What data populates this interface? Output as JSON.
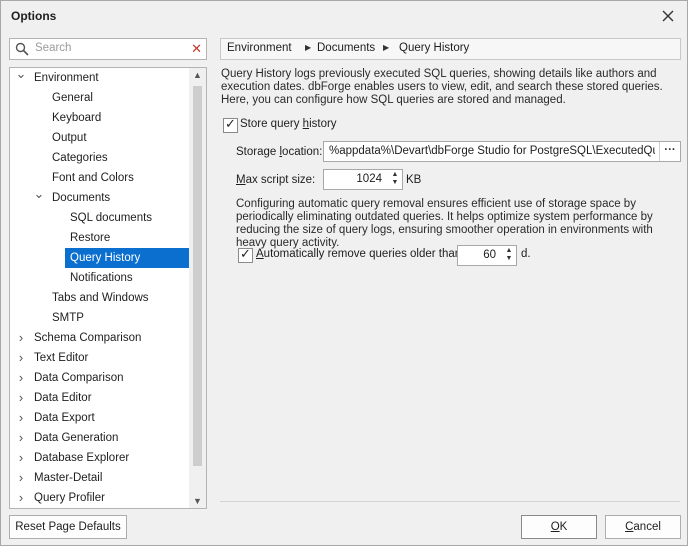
{
  "window": {
    "title": "Options"
  },
  "search": {
    "placeholder": "Search"
  },
  "tree": {
    "items": [
      {
        "label": "Environment",
        "expanded": true
      },
      {
        "label": "General"
      },
      {
        "label": "Keyboard"
      },
      {
        "label": "Output"
      },
      {
        "label": "Categories"
      },
      {
        "label": "Font and Colors"
      },
      {
        "label": "Documents",
        "expanded": true
      },
      {
        "label": "SQL documents"
      },
      {
        "label": "Restore"
      },
      {
        "label": "Query History",
        "selected": true
      },
      {
        "label": "Notifications"
      },
      {
        "label": "Tabs and Windows"
      },
      {
        "label": "SMTP"
      },
      {
        "label": "Schema Comparison",
        "expanded": false
      },
      {
        "label": "Text Editor",
        "expanded": false
      },
      {
        "label": "Data Comparison",
        "expanded": false
      },
      {
        "label": "Data Editor",
        "expanded": false
      },
      {
        "label": "Data Export",
        "expanded": false
      },
      {
        "label": "Data Generation",
        "expanded": false
      },
      {
        "label": "Database Explorer",
        "expanded": false
      },
      {
        "label": "Master-Detail",
        "expanded": false
      },
      {
        "label": "Query Profiler",
        "expanded": false
      }
    ]
  },
  "breadcrumb": [
    "Environment",
    "Documents",
    "Query History"
  ],
  "content": {
    "description": "Query History logs previously executed SQL queries, showing details like authors and execution dates. dbForge enables users to view, edit, and search these stored queries. Here, you can configure how SQL queries are stored and managed.",
    "store_history": {
      "label_pre": "Store query ",
      "label_ul": "h",
      "label_post": "istory",
      "checked": true
    },
    "storage_location": {
      "label_pre": "Storage ",
      "label_ul": "l",
      "label_post": "ocation:",
      "value": "%appdata%\\Devart\\dbForge Studio for PostgreSQL\\ExecutedQueries",
      "browse": "···"
    },
    "max_script_size": {
      "label_ul": "M",
      "label_post": "ax script size:",
      "value": "1024",
      "unit": "KB"
    },
    "auto_remove_desc": "Configuring automatic query removal ensures efficient use of storage space by periodically eliminating outdated queries. It helps optimize system performance by reducing the size of query logs, ensuring smoother operation in environments with heavy query activity.",
    "auto_remove": {
      "label_ul": "A",
      "label_post": "utomatically remove queries older than:",
      "checked": true,
      "value": "60",
      "unit": "d."
    }
  },
  "buttons": {
    "reset": {
      "label": "Reset Page Defaults"
    },
    "ok": {
      "label_ul": "O",
      "label_post": "K"
    },
    "cancel": {
      "label_ul": "C",
      "label_post": "ancel"
    }
  }
}
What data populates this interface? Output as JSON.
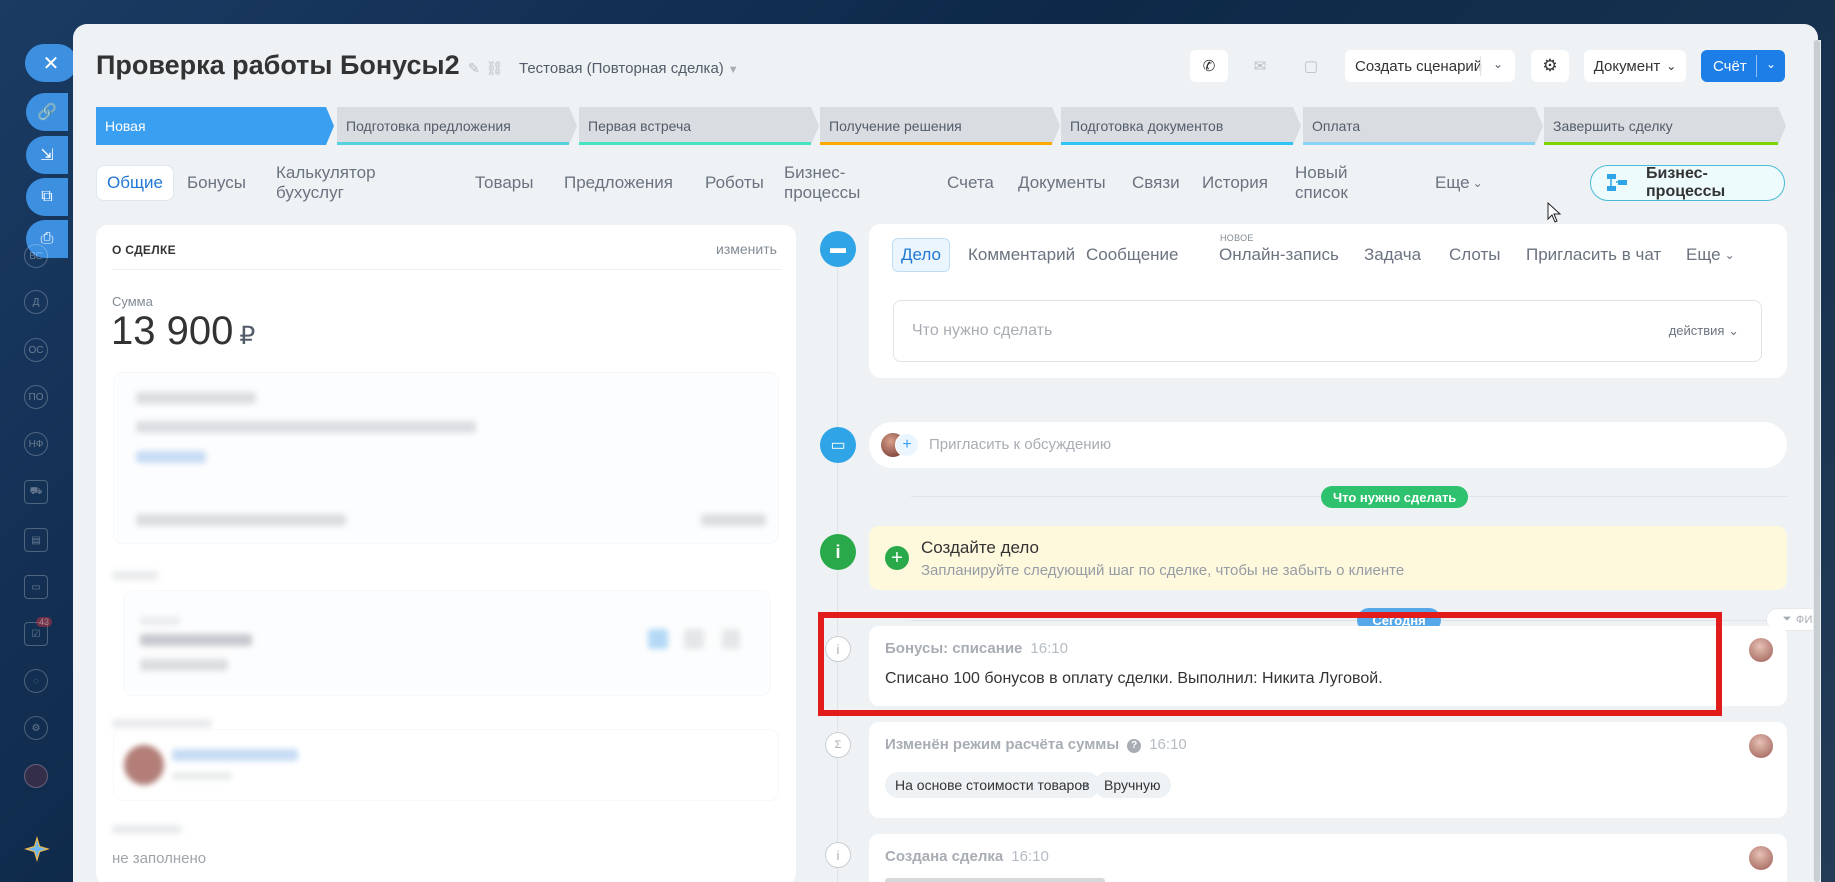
{
  "colors": {
    "accent": "#3a9ff0",
    "success": "#2fc26e",
    "highlight": "#e21b1b",
    "warning_bg": "#fef8dd"
  },
  "sidebar": {
    "icons": [
      "link-icon",
      "import-icon",
      "open-external-icon",
      "print-icon"
    ],
    "items": [
      "ВС",
      "Д",
      "ОС",
      "ПО",
      "НФ"
    ],
    "badge": "43"
  },
  "header": {
    "title": "Проверка работы Бонусы2",
    "category": "Тестовая (Повторная сделка)",
    "scenario_button": "Создать сценарий",
    "document_button": "Документ",
    "invoice_button": "Счёт"
  },
  "stages": [
    {
      "label": "Новая",
      "active": true
    },
    {
      "label": "Подготовка предложения"
    },
    {
      "label": "Первая встреча"
    },
    {
      "label": "Получение решения"
    },
    {
      "label": "Подготовка документов"
    },
    {
      "label": "Оплата"
    },
    {
      "label": "Завершить сделку"
    }
  ],
  "tabs": [
    "Общие",
    "Бонусы",
    "Калькулятор бухуслуг",
    "Товары",
    "Предложения",
    "Роботы",
    "Бизнес-процессы",
    "Счета",
    "Документы",
    "Связи",
    "История",
    "Новый список",
    "Еще"
  ],
  "bp_button": "Бизнес-процессы",
  "about": {
    "title": "О СДЕЛКЕ",
    "edit": "изменить",
    "sum_label": "Сумма",
    "sum_value": "13 900",
    "currency": "₽",
    "not_filled": "не заполнено"
  },
  "editor": {
    "tabs": [
      "Дело",
      "Комментарий",
      "Сообщение",
      "Онлайн-запись",
      "Задача",
      "Слоты",
      "Пригласить в чат",
      "Еще"
    ],
    "new_badge": "НОВОЕ",
    "placeholder": "Что нужно сделать",
    "actions": "действия"
  },
  "invite_placeholder": "Пригласить к обсуждению",
  "todo_label": "Что нужно сделать",
  "create_card": {
    "title": "Создайте дело",
    "subtitle": "Запланируйте следующий шаг по сделке, чтобы не забыть о клиенте"
  },
  "today_label": "Сегодня",
  "filter_label": "ФИЛЬТР",
  "events": [
    {
      "title": "Бонусы: списание",
      "time": "16:10",
      "body": "Списано 100 бонусов в оплату сделки. Выполнил: Никита Луговой."
    },
    {
      "title": "Изменён режим расчёта суммы",
      "time": "16:10",
      "from": "На основе стоимости товаров",
      "to": "Вручную"
    },
    {
      "title": "Создана сделка",
      "time": "16:10"
    }
  ]
}
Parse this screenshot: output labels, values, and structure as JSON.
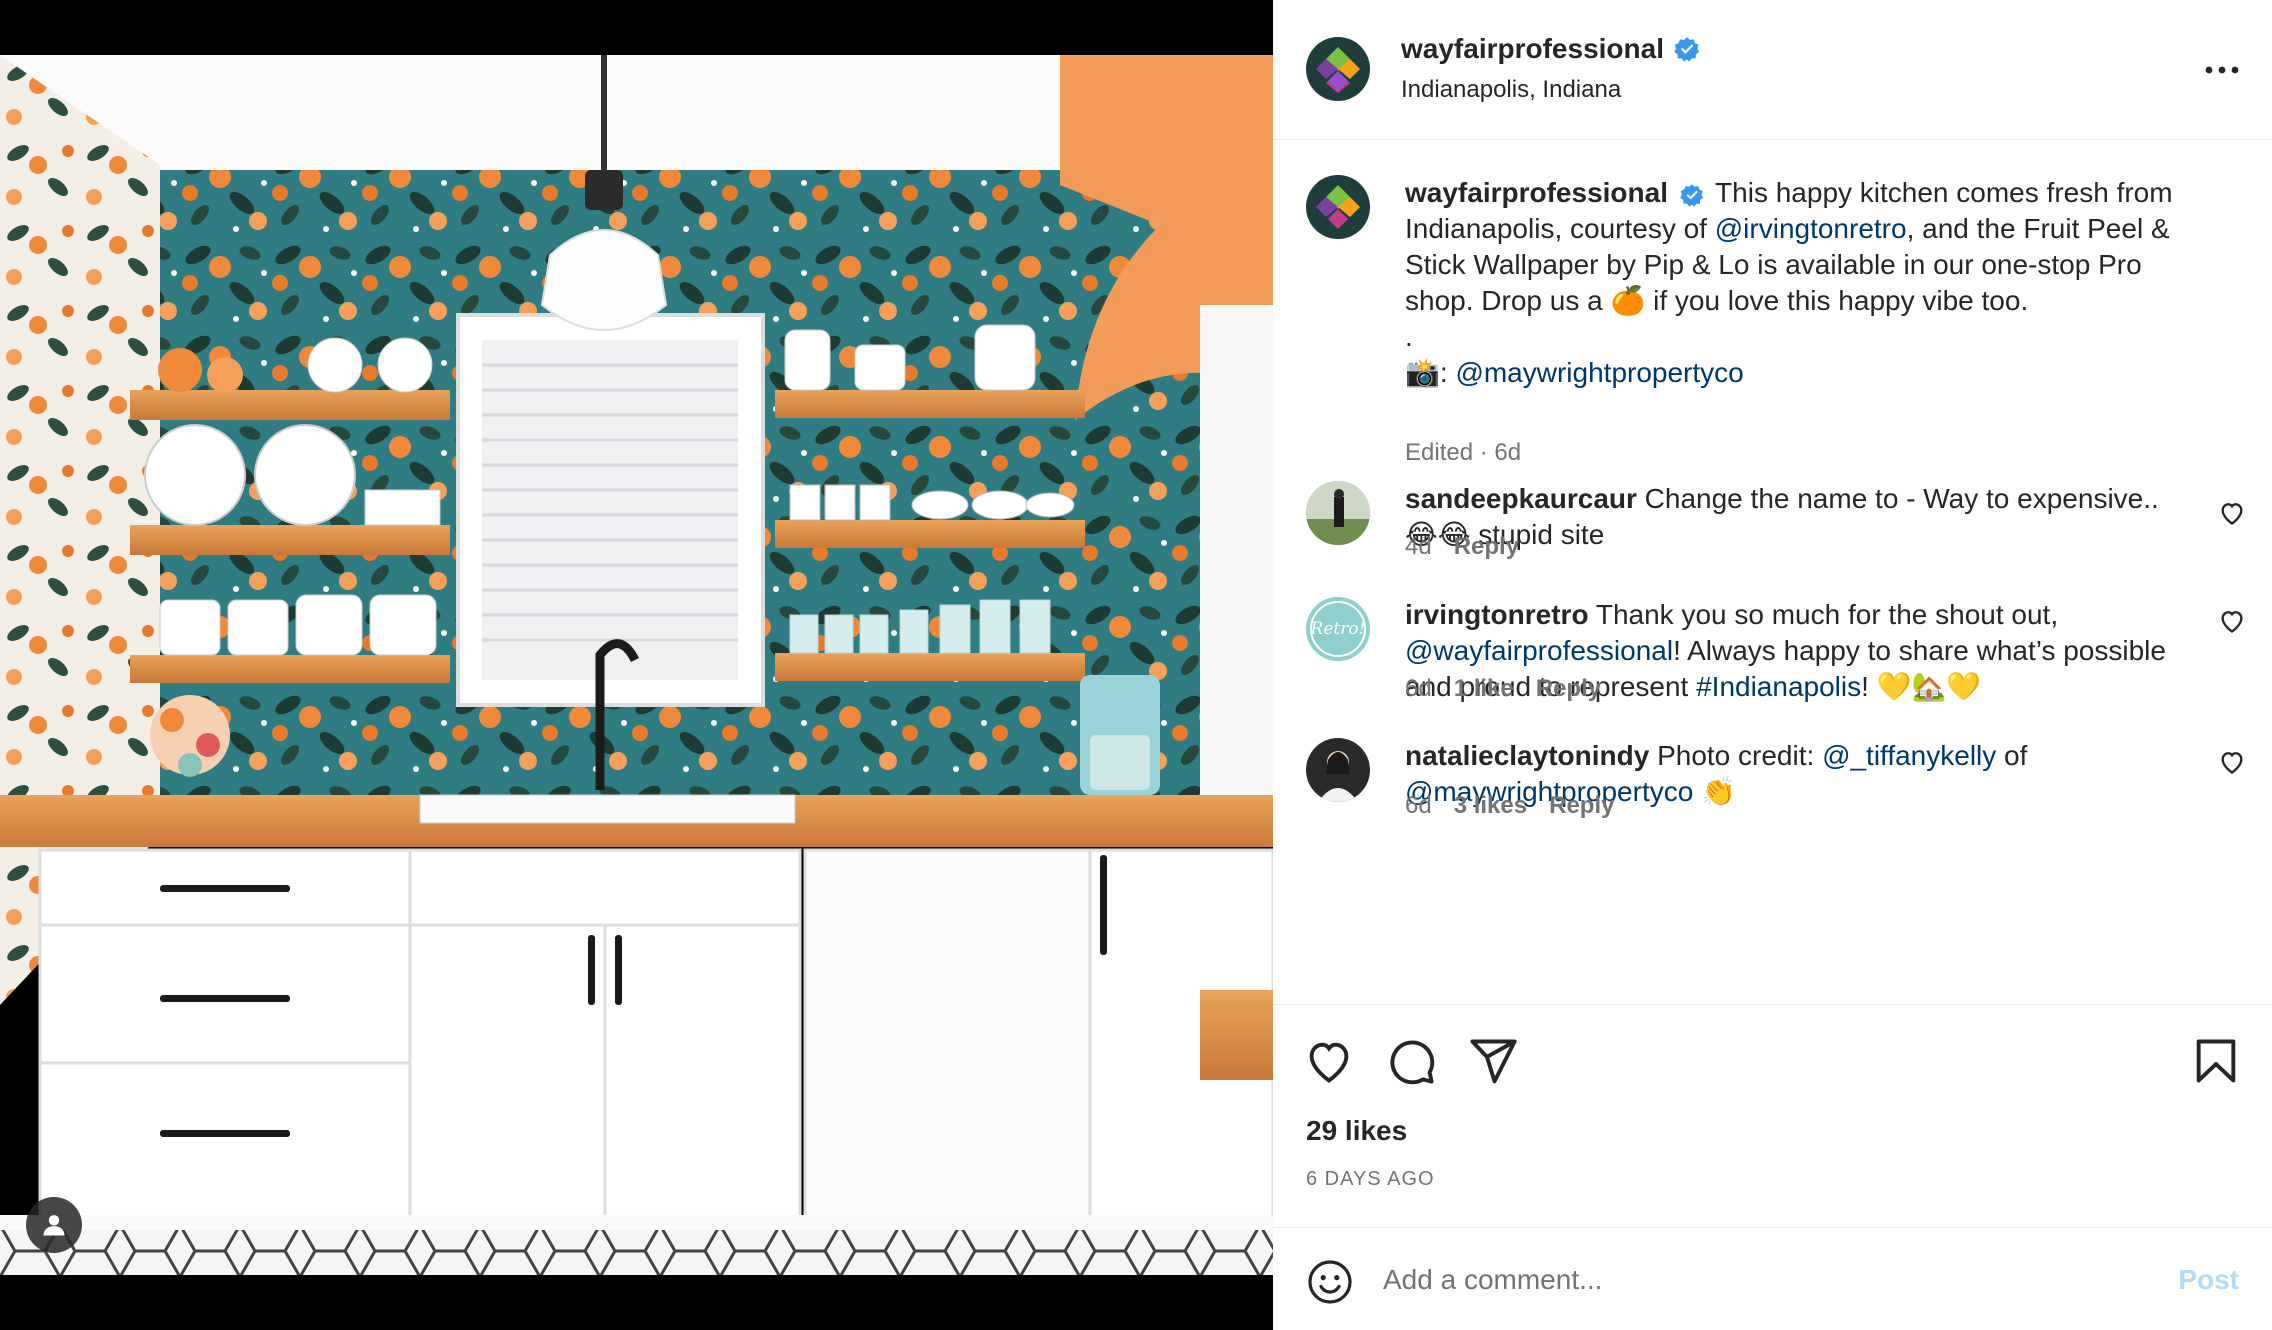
{
  "header": {
    "username": "wayfairprofessional",
    "location": "Indianapolis, Indiana",
    "avatar_icon": "wayfair-logo-icon",
    "verified_icon": "verified-badge-icon",
    "more_icon": "more-options-icon"
  },
  "caption": {
    "username": "wayfairprofessional",
    "text_1": "This happy kitchen comes fresh from Indianapolis, courtesy of ",
    "mention_1": "@irvingtonretro",
    "text_2": ", and the Fruit Peel & Stick Wallpaper by Pip & Lo is available in our one-stop Pro shop. Drop us a ",
    "emoji_1": "🍊",
    "text_3": " if you love this happy vibe too.",
    "dot_line": ".",
    "camera_emoji": "📸",
    "credit_sep": ": ",
    "mention_2": "@maywrightpropertyco",
    "meta": "Edited · 6d"
  },
  "comments": [
    {
      "username": "sandeepkaurcaur",
      "text_1": "Change the name to - Way to expensive..",
      "emoji": "😂😂",
      "text_2": " stupid site",
      "age": "4d",
      "likes": "",
      "reply": "Reply"
    },
    {
      "username": "irvingtonretro",
      "text_1": "Thank you so much for the shout out, ",
      "mention_1": "@wayfairprofessional",
      "text_2": "! Always happy to share what’s possible and proud to represent ",
      "hashtag": "#Indianapolis",
      "text_3": "! ",
      "emoji": "💛🏡💛",
      "age": "6d",
      "likes": "1 like",
      "reply": "Reply",
      "avatar_text": "Retro!"
    },
    {
      "username": "natalieclaytonindy",
      "text_1": "Photo credit: ",
      "mention_1": "@_tiffanykelly",
      "text_2": " of ",
      "mention_2": "@maywrightpropertyco",
      "emoji": " 👏",
      "age": "6d",
      "likes": "3 likes",
      "reply": "Reply"
    }
  ],
  "actions": {
    "like_icon": "heart-icon",
    "comment_icon": "comment-icon",
    "share_icon": "share-icon",
    "save_icon": "bookmark-icon",
    "likes_text": "29 likes",
    "date_text": "6 DAYS AGO"
  },
  "add_comment": {
    "placeholder": "Add a comment...",
    "post_label": "Post",
    "emoji_icon": "smiley-icon"
  },
  "media": {
    "alt": "Kitchen with orange fruit wallpaper, open wooden shelves, white cabinets and hexagon tile floor",
    "tag_icon": "user-tag-icon"
  }
}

• • •

### [WHAT THE TASK REQUIRES]
Give all the entries again exactly, dropping each picture.

### [FINISHED TASK]
What data populates this interface? Output as JSON.
{
  "window": {
    "title": "Options"
  },
  "search": {
    "placeholder": "Search"
  },
  "tree": {
    "items": [
      {
        "label": "Environment",
        "expanded": true
      },
      {
        "label": "General"
      },
      {
        "label": "Keyboard"
      },
      {
        "label": "Output"
      },
      {
        "label": "Categories"
      },
      {
        "label": "Font and Colors"
      },
      {
        "label": "Documents",
        "expanded": true
      },
      {
        "label": "SQL documents"
      },
      {
        "label": "Restore"
      },
      {
        "label": "Query History",
        "selected": true
      },
      {
        "label": "Notifications"
      },
      {
        "label": "Tabs and Windows"
      },
      {
        "label": "SMTP"
      },
      {
        "label": "Schema Comparison",
        "expanded": false
      },
      {
        "label": "Text Editor",
        "expanded": false
      },
      {
        "label": "Data Comparison",
        "expanded": false
      },
      {
        "label": "Data Editor",
        "expanded": false
      },
      {
        "label": "Data Export",
        "expanded": false
      },
      {
        "label": "Data Generation",
        "expanded": false
      },
      {
        "label": "Database Explorer",
        "expanded": false
      },
      {
        "label": "Master-Detail",
        "expanded": false
      },
      {
        "label": "Query Profiler",
        "expanded": false
      }
    ]
  },
  "breadcrumb": [
    "Environment",
    "Documents",
    "Query History"
  ],
  "content": {
    "description": "Query History logs previously executed SQL queries, showing details like authors and execution dates. dbForge enables users to view, edit, and search these stored queries. Here, you can configure how SQL queries are stored and managed.",
    "store_history": {
      "label_pre": "Store query ",
      "label_ul": "h",
      "label_post": "istory",
      "checked": true
    },
    "storage_location": {
      "label_pre": "Storage ",
      "label_ul": "l",
      "label_post": "ocation:",
      "value": "%appdata%\\Devart\\dbForge Studio for PostgreSQL\\ExecutedQueries",
      "browse": "···"
    },
    "max_script_size": {
      "label_ul": "M",
      "label_post": "ax script size:",
      "value": "1024",
      "unit": "KB"
    },
    "auto_remove_desc": "Configuring automatic query removal ensures efficient use of storage space by periodically eliminating outdated queries. It helps optimize system performance by reducing the size of query logs, ensuring smoother operation in environments with heavy query activity.",
    "auto_remove": {
      "label_ul": "A",
      "label_post": "utomatically remove queries older than:",
      "checked": true,
      "value": "60",
      "unit": "d."
    }
  },
  "buttons": {
    "reset": {
      "label": "Reset Page Defaults"
    },
    "ok": {
      "label_ul": "O",
      "label_post": "K"
    },
    "cancel": {
      "label_ul": "C",
      "label_post": "ancel"
    }
  }
}
What data populates this interface? Output as JSON.
{
  "colors": {
    "accent": "#3a9ff0",
    "success": "#2fc26e",
    "highlight": "#e21b1b",
    "warning_bg": "#fef8dd"
  },
  "sidebar": {
    "icons": [
      "link-icon",
      "import-icon",
      "open-external-icon",
      "print-icon"
    ],
    "items": [
      "ВС",
      "Д",
      "ОС",
      "ПО",
      "НФ"
    ],
    "badge": "43"
  },
  "header": {
    "title": "Проверка работы Бонусы2",
    "category": "Тестовая (Повторная сделка)",
    "scenario_button": "Создать сценарий",
    "document_button": "Документ",
    "invoice_button": "Счёт"
  },
  "stages": [
    {
      "label": "Новая",
      "active": true
    },
    {
      "label": "Подготовка предложения"
    },
    {
      "label": "Первая встреча"
    },
    {
      "label": "Получение решения"
    },
    {
      "label": "Подготовка документов"
    },
    {
      "label": "Оплата"
    },
    {
      "label": "Завершить сделку"
    }
  ],
  "tabs": [
    "Общие",
    "Бонусы",
    "Калькулятор бухуслуг",
    "Товары",
    "Предложения",
    "Роботы",
    "Бизнес-процессы",
    "Счета",
    "Документы",
    "Связи",
    "История",
    "Новый список",
    "Еще"
  ],
  "bp_button": "Бизнес-процессы",
  "about": {
    "title": "О СДЕЛКЕ",
    "edit": "изменить",
    "sum_label": "Сумма",
    "sum_value": "13 900",
    "currency": "₽",
    "not_filled": "не заполнено"
  },
  "editor": {
    "tabs": [
      "Дело",
      "Комментарий",
      "Сообщение",
      "Онлайн-запись",
      "Задача",
      "Слоты",
      "Пригласить в чат",
      "Еще"
    ],
    "new_badge": "НОВОЕ",
    "placeholder": "Что нужно сделать",
    "actions": "действия"
  },
  "invite_placeholder": "Пригласить к обсуждению",
  "todo_label": "Что нужно сделать",
  "create_card": {
    "title": "Создайте дело",
    "subtitle": "Запланируйте следующий шаг по сделке, чтобы не забыть о клиенте"
  },
  "today_label": "Сегодня",
  "filter_label": "ФИЛЬТР",
  "events": [
    {
      "title": "Бонусы: списание",
      "time": "16:10",
      "body": "Списано 100 бонусов в оплату сделки. Выполнил: Никита Луговой."
    },
    {
      "title": "Изменён режим расчёта суммы",
      "time": "16:10",
      "from": "На основе стоимости товаров",
      "to": "Вручную"
    },
    {
      "title": "Создана сделка",
      "time": "16:10"
    }
  ]
}
Parse this screenshot: output labels, values, and structure as JSON.
{
  "header": {
    "username": "wayfairprofessional",
    "location": "Indianapolis, Indiana",
    "avatar_icon": "wayfair-logo-icon",
    "verified_icon": "verified-badge-icon",
    "more_icon": "more-options-icon"
  },
  "caption": {
    "username": "wayfairprofessional",
    "text_1": "This happy kitchen comes fresh from Indianapolis, courtesy of ",
    "mention_1": "@irvingtonretro",
    "text_2": ", and the Fruit Peel & Stick Wallpaper by Pip & Lo is available in our one-stop Pro shop. Drop us a ",
    "emoji_1": "🍊",
    "text_3": " if you love this happy vibe too.",
    "dot_line": ".",
    "camera_emoji": "📸",
    "credit_sep": ": ",
    "mention_2": "@maywrightpropertyco",
    "meta": "Edited · 6d"
  },
  "comments": [
    {
      "username": "sandeepkaurcaur",
      "text_1": "Change the name to - Way to expensive..",
      "emoji": "😂😂",
      "text_2": " stupid site",
      "age": "4d",
      "likes": "",
      "reply": "Reply"
    },
    {
      "username": "irvingtonretro",
      "text_1": "Thank you so much for the shout out, ",
      "mention_1": "@wayfairprofessional",
      "text_2": "! Always happy to share what’s possible and proud to represent ",
      "hashtag": "#Indianapolis",
      "text_3": "! ",
      "emoji": "💛🏡💛",
      "age": "6d",
      "likes": "1 like",
      "reply": "Reply",
      "avatar_text": "Retro!"
    },
    {
      "username": "natalieclaytonindy",
      "text_1": "Photo credit: ",
      "mention_1": "@_tiffanykelly",
      "text_2": " of ",
      "mention_2": "@maywrightpropertyco",
      "emoji": " 👏",
      "age": "6d",
      "likes": "3 likes",
      "reply": "Reply"
    }
  ],
  "actions": {
    "like_icon": "heart-icon",
    "comment_icon": "comment-icon",
    "share_icon": "share-icon",
    "save_icon": "bookmark-icon",
    "likes_text": "29 likes",
    "date_text": "6 DAYS AGO"
  },
  "add_comment": {
    "placeholder": "Add a comment...",
    "post_label": "Post",
    "emoji_icon": "smiley-icon"
  },
  "media": {
    "alt": "Kitchen with orange fruit wallpaper, open wooden shelves, white cabinets and hexagon tile floor",
    "tag_icon": "user-tag-icon"
  }
}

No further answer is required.